▶ Given request:
Within the listing below, locate all lines containing the word "name". Copy each one.

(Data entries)
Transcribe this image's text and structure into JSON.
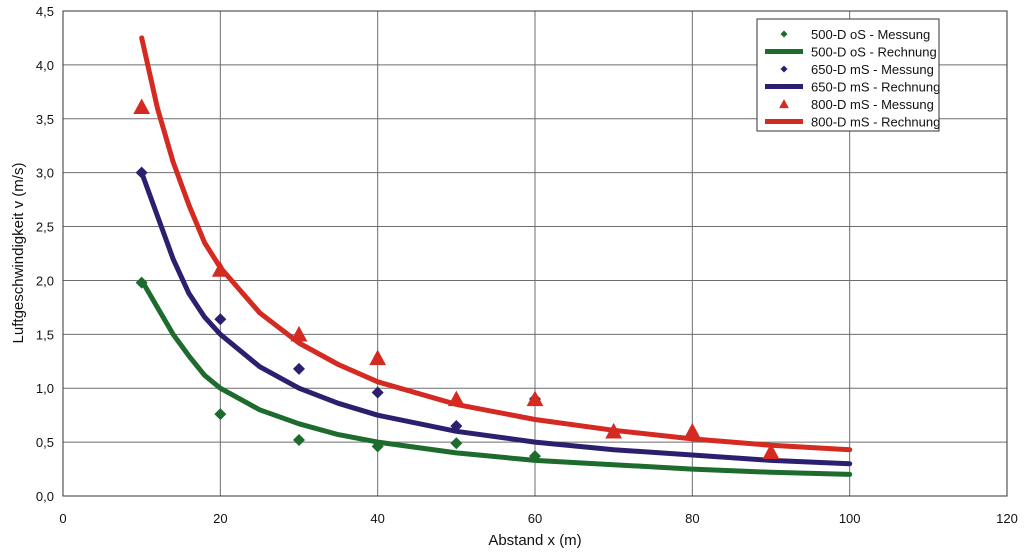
{
  "chart_data": {
    "type": "line",
    "xlabel": "Abstand x (m)",
    "ylabel": "Luftgeschwindigkeit v (m/s)",
    "xlim": [
      0,
      120
    ],
    "ylim": [
      0,
      4.5
    ],
    "x_ticks": [
      0,
      20,
      40,
      60,
      80,
      100,
      120
    ],
    "y_ticks": [
      0,
      0.5,
      1.0,
      1.5,
      2.0,
      2.5,
      3.0,
      3.5,
      4.0,
      4.5
    ],
    "x_tick_labels": [
      "0",
      "20",
      "40",
      "60",
      "80",
      "100",
      "120"
    ],
    "y_tick_labels": [
      "0,0",
      "0,5",
      "1,0",
      "1,5",
      "2,0",
      "2,5",
      "3,0",
      "3,5",
      "4,0",
      "4,5"
    ],
    "grid": true,
    "legend_position": "top-right",
    "series": [
      {
        "name": "500-D oS - Messung",
        "kind": "scatter",
        "marker": "diamond",
        "color": "#1e6b2e",
        "points": [
          [
            10,
            1.98
          ],
          [
            20,
            0.76
          ],
          [
            30,
            0.52
          ],
          [
            40,
            0.46
          ],
          [
            50,
            0.49
          ],
          [
            60,
            0.37
          ]
        ]
      },
      {
        "name": "500-D oS - Rechnung",
        "kind": "line",
        "color": "#1e6b2e",
        "points": [
          [
            10,
            2.0
          ],
          [
            12,
            1.75
          ],
          [
            14,
            1.5
          ],
          [
            16,
            1.3
          ],
          [
            18,
            1.12
          ],
          [
            20,
            1.0
          ],
          [
            25,
            0.8
          ],
          [
            30,
            0.67
          ],
          [
            35,
            0.57
          ],
          [
            40,
            0.5
          ],
          [
            50,
            0.4
          ],
          [
            60,
            0.33
          ],
          [
            70,
            0.29
          ],
          [
            80,
            0.25
          ],
          [
            90,
            0.22
          ],
          [
            100,
            0.2
          ]
        ]
      },
      {
        "name": "650-D mS - Messung",
        "kind": "scatter",
        "marker": "diamond",
        "color": "#2b1f70",
        "points": [
          [
            10,
            3.0
          ],
          [
            20,
            1.64
          ],
          [
            30,
            1.18
          ],
          [
            40,
            0.96
          ],
          [
            50,
            0.65
          ],
          [
            60,
            0.9
          ]
        ]
      },
      {
        "name": "650-D mS - Rechnung",
        "kind": "line",
        "color": "#2b1f70",
        "points": [
          [
            10,
            3.0
          ],
          [
            12,
            2.6
          ],
          [
            14,
            2.2
          ],
          [
            16,
            1.88
          ],
          [
            18,
            1.66
          ],
          [
            20,
            1.5
          ],
          [
            25,
            1.2
          ],
          [
            30,
            1.0
          ],
          [
            35,
            0.86
          ],
          [
            40,
            0.75
          ],
          [
            50,
            0.6
          ],
          [
            60,
            0.5
          ],
          [
            70,
            0.43
          ],
          [
            80,
            0.38
          ],
          [
            90,
            0.33
          ],
          [
            100,
            0.3
          ]
        ]
      },
      {
        "name": "800-D mS - Messung",
        "kind": "scatter",
        "marker": "triangle",
        "color": "#d42a22",
        "points": [
          [
            10,
            3.61
          ],
          [
            20,
            2.1
          ],
          [
            30,
            1.5
          ],
          [
            40,
            1.28
          ],
          [
            50,
            0.9
          ],
          [
            60,
            0.9
          ],
          [
            70,
            0.6
          ],
          [
            80,
            0.6
          ],
          [
            90,
            0.41
          ]
        ]
      },
      {
        "name": "800-D mS - Rechnung",
        "kind": "line",
        "color": "#d42a22",
        "points": [
          [
            10,
            4.25
          ],
          [
            12,
            3.6
          ],
          [
            14,
            3.1
          ],
          [
            16,
            2.7
          ],
          [
            18,
            2.35
          ],
          [
            20,
            2.12
          ],
          [
            25,
            1.7
          ],
          [
            30,
            1.42
          ],
          [
            35,
            1.22
          ],
          [
            40,
            1.06
          ],
          [
            50,
            0.85
          ],
          [
            60,
            0.71
          ],
          [
            70,
            0.61
          ],
          [
            80,
            0.53
          ],
          [
            90,
            0.47
          ],
          [
            100,
            0.43
          ]
        ]
      }
    ]
  }
}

▶ Task output:
        "name": "500-D oS - Messung",
        "name": "500-D oS - Rechnung",
        "name": "650-D mS - Messung",
        "name": "650-D mS - Rechnung",
        "name": "800-D mS - Messung",
        "name": "800-D mS - Rechnung",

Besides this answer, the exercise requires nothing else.